-- Stated exercise --
Give the number of lines in the listing below that include the word "Carriage", with nothing more.

Rows from a dataset:

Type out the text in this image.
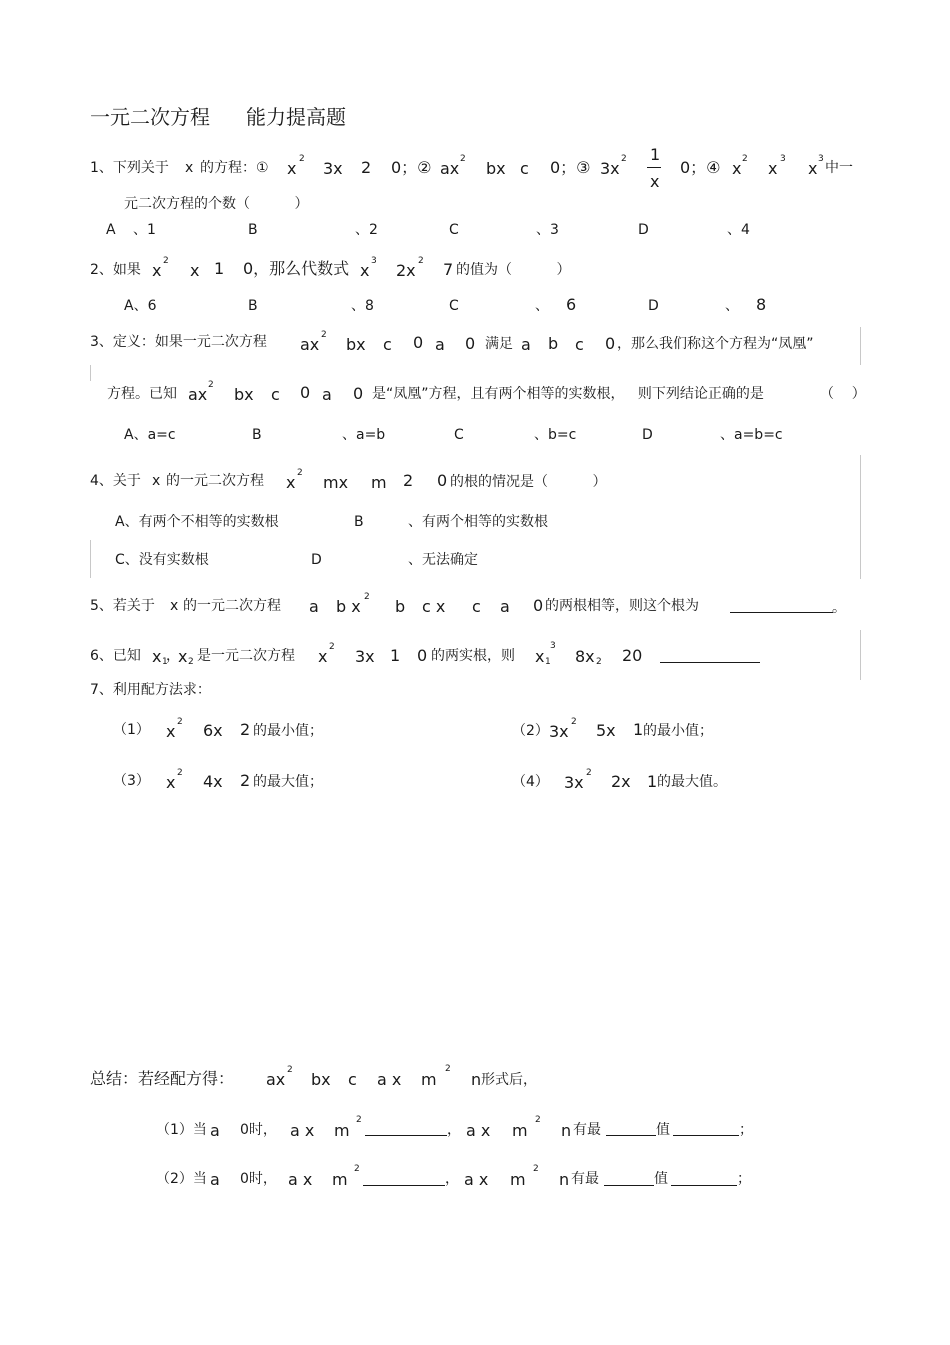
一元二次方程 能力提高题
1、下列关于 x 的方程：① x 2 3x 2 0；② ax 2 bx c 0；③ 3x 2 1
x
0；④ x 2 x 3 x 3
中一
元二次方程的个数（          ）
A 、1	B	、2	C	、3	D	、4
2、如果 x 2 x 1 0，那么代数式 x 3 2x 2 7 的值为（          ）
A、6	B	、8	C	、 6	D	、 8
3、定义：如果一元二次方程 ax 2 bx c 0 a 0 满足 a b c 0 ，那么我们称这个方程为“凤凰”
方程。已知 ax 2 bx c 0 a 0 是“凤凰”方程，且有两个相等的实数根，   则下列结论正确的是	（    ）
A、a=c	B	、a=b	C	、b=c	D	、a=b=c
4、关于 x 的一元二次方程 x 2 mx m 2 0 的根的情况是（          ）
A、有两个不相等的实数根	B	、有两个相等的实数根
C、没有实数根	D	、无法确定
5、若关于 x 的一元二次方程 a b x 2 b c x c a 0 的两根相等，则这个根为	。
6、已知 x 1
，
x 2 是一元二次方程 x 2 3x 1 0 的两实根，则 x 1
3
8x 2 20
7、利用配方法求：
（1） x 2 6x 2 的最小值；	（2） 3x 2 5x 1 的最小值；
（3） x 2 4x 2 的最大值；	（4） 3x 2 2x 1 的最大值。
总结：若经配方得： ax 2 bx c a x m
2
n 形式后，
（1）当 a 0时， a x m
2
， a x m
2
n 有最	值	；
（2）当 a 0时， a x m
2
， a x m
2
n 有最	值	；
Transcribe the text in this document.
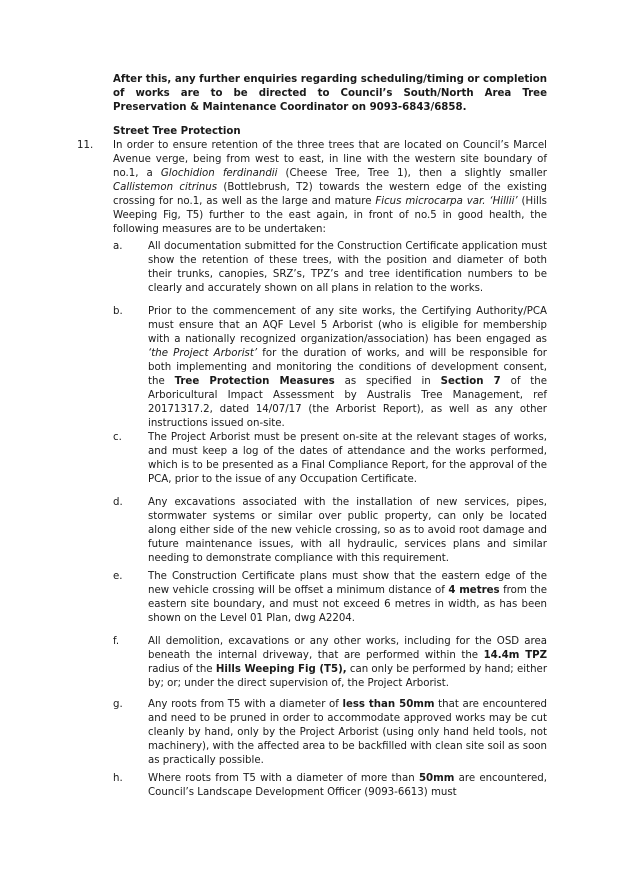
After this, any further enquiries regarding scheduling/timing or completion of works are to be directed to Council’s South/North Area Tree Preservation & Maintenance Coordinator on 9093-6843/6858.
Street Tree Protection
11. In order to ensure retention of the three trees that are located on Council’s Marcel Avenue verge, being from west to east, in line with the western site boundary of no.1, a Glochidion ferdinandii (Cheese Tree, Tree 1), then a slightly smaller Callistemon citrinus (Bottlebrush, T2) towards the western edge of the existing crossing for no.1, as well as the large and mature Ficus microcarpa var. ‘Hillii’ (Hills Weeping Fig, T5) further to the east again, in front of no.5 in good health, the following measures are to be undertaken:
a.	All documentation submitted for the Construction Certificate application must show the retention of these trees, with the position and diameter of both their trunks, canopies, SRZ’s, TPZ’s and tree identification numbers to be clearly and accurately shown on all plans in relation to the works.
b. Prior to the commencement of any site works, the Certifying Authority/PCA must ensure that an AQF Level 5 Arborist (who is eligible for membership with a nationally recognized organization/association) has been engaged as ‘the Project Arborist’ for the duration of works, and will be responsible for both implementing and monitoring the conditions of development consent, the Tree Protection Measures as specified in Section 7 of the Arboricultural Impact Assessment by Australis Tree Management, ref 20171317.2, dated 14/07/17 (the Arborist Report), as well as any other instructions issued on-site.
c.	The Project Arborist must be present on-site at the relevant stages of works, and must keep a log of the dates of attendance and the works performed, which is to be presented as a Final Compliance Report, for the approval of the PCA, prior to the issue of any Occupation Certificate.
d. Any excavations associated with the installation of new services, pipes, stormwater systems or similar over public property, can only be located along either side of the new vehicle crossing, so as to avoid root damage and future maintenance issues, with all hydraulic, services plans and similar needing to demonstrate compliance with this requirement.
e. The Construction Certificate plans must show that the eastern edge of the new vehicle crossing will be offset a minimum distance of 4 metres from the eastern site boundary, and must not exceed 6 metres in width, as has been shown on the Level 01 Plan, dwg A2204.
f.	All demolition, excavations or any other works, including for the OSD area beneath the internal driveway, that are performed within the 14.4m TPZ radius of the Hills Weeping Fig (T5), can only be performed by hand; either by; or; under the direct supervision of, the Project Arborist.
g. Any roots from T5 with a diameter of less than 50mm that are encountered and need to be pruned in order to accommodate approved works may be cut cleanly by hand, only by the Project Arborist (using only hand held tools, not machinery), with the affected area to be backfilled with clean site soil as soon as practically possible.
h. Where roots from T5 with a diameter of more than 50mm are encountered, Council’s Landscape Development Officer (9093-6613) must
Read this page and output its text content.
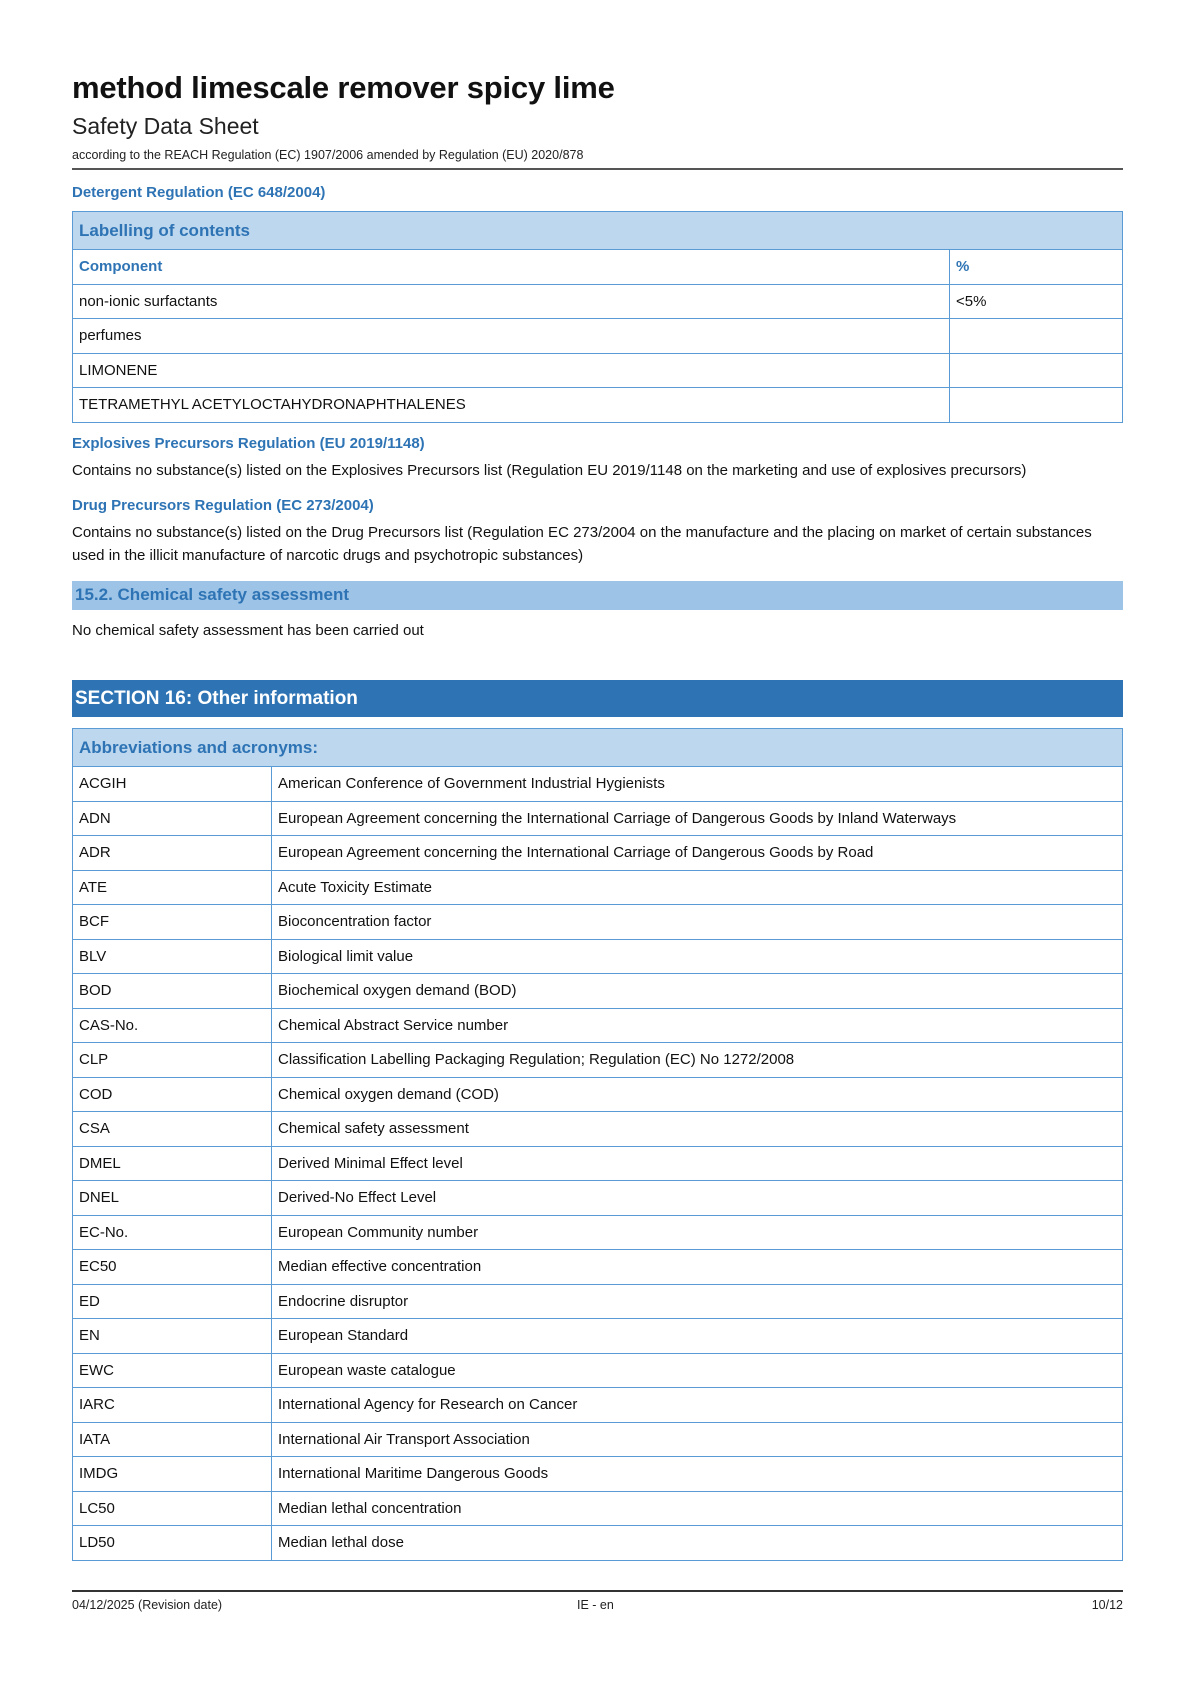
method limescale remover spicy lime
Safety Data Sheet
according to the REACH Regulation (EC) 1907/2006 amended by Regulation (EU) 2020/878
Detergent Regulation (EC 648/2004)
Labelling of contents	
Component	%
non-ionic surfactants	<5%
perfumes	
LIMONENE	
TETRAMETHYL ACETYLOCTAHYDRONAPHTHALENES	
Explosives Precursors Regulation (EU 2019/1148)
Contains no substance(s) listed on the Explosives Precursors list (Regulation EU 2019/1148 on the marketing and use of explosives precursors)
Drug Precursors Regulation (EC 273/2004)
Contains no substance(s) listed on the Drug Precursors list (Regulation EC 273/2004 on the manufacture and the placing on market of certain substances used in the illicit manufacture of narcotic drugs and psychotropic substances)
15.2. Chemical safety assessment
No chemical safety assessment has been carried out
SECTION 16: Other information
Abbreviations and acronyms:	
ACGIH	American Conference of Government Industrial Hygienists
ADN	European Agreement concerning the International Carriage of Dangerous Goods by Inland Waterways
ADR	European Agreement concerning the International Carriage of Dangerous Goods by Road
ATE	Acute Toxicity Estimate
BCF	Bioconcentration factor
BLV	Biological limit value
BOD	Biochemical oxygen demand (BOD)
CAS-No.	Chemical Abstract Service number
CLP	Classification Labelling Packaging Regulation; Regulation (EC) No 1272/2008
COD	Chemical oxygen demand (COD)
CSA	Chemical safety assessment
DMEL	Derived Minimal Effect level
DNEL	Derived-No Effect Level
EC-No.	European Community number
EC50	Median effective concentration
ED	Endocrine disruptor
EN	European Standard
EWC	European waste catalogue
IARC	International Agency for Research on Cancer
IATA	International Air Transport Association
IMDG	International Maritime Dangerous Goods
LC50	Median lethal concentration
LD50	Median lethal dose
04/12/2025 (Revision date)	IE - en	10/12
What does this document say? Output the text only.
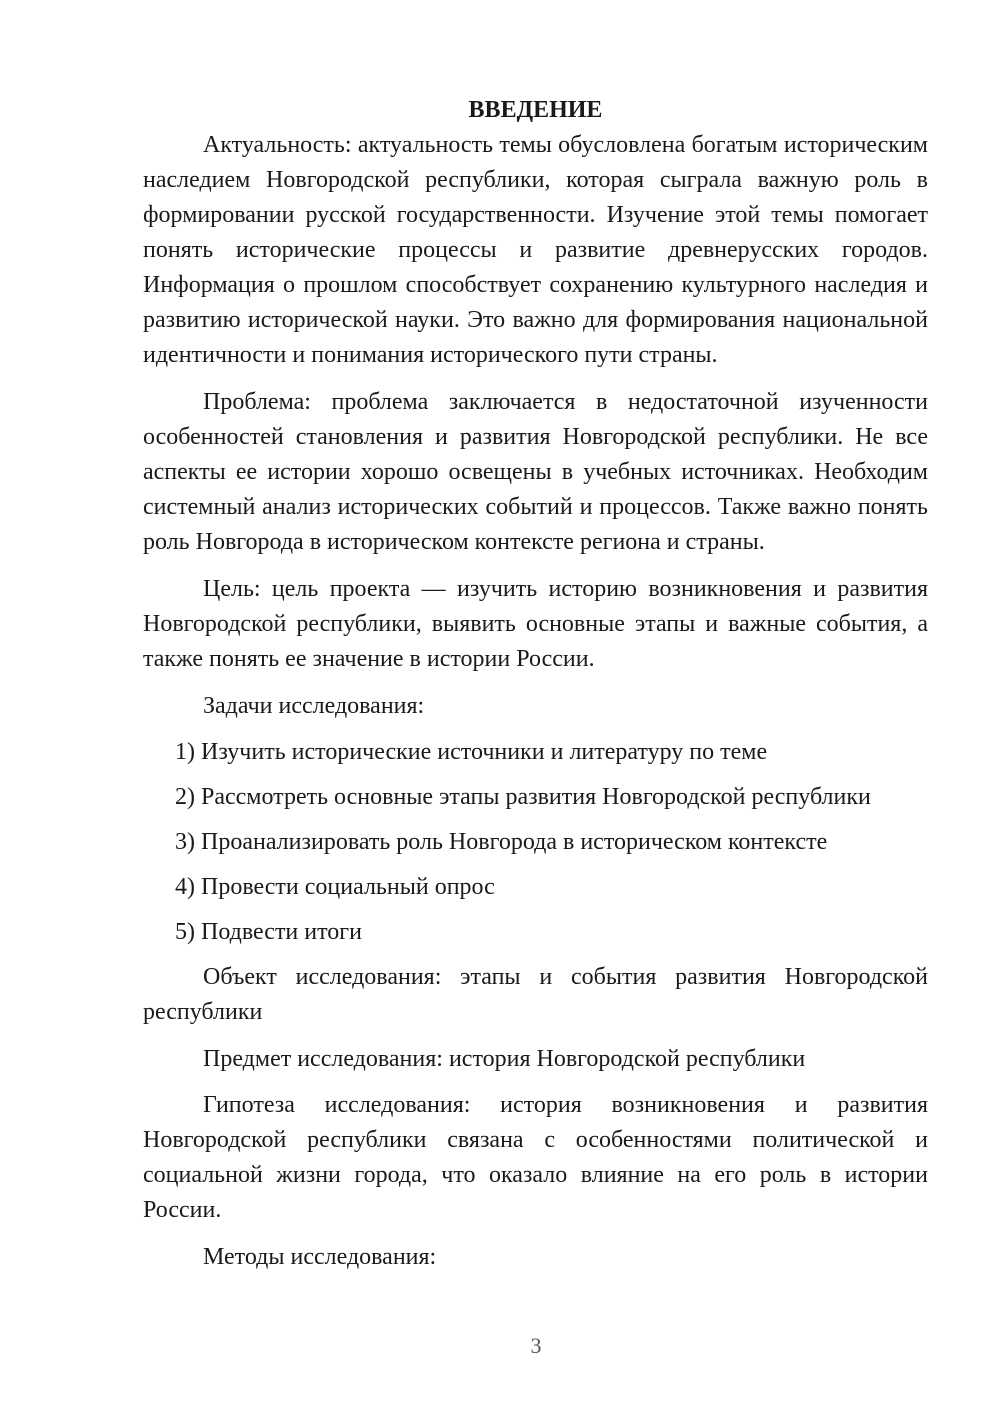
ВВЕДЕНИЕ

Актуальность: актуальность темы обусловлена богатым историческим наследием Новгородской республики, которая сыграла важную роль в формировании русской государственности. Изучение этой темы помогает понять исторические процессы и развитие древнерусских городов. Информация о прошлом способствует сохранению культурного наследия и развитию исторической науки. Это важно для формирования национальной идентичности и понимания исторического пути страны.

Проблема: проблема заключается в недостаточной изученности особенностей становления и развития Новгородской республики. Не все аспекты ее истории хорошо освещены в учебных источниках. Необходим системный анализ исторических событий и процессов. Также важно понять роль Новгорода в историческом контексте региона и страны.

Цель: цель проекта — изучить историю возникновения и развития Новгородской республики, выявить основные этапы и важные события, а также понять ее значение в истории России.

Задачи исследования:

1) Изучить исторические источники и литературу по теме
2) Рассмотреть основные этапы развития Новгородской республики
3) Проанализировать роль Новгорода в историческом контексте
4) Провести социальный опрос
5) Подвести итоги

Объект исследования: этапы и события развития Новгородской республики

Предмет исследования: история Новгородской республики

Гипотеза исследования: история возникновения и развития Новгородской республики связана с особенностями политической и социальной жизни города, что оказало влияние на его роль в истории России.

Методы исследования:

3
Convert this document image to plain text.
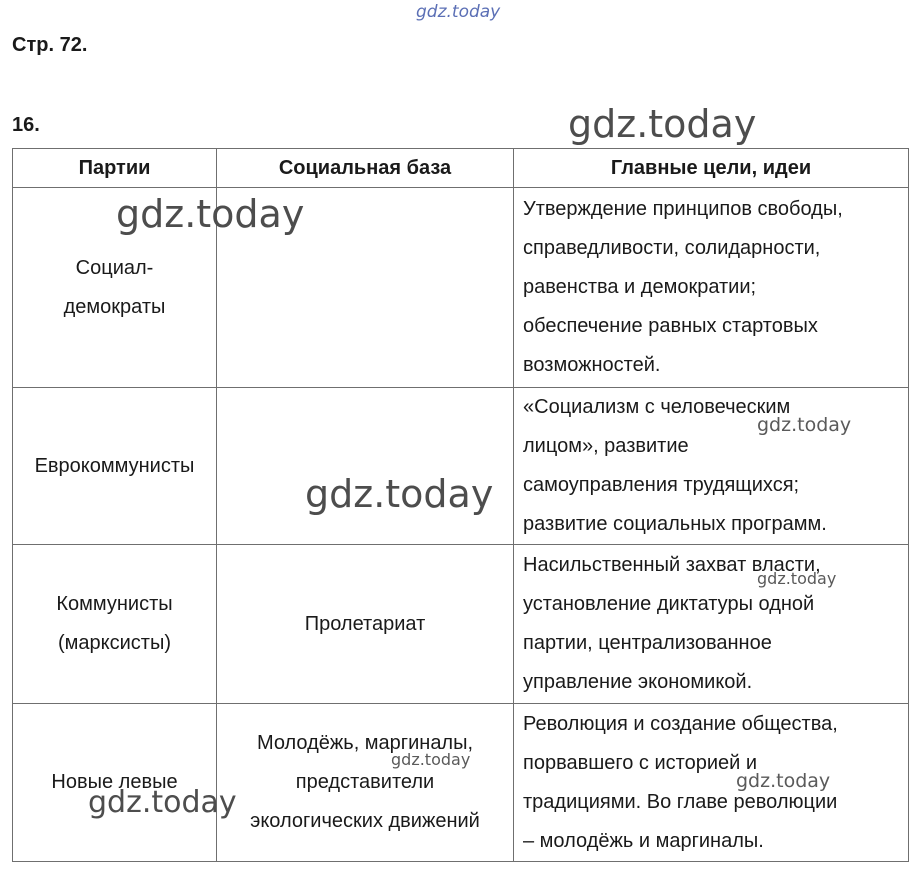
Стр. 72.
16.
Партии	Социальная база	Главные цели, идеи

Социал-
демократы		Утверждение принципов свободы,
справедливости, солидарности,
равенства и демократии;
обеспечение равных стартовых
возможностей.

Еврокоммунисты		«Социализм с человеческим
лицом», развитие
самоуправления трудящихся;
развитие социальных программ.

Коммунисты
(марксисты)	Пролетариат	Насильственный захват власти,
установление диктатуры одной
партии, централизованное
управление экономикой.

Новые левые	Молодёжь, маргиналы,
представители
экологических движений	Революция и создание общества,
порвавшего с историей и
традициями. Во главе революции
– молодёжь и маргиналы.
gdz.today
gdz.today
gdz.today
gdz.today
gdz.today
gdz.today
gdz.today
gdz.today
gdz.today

-- Task response --
2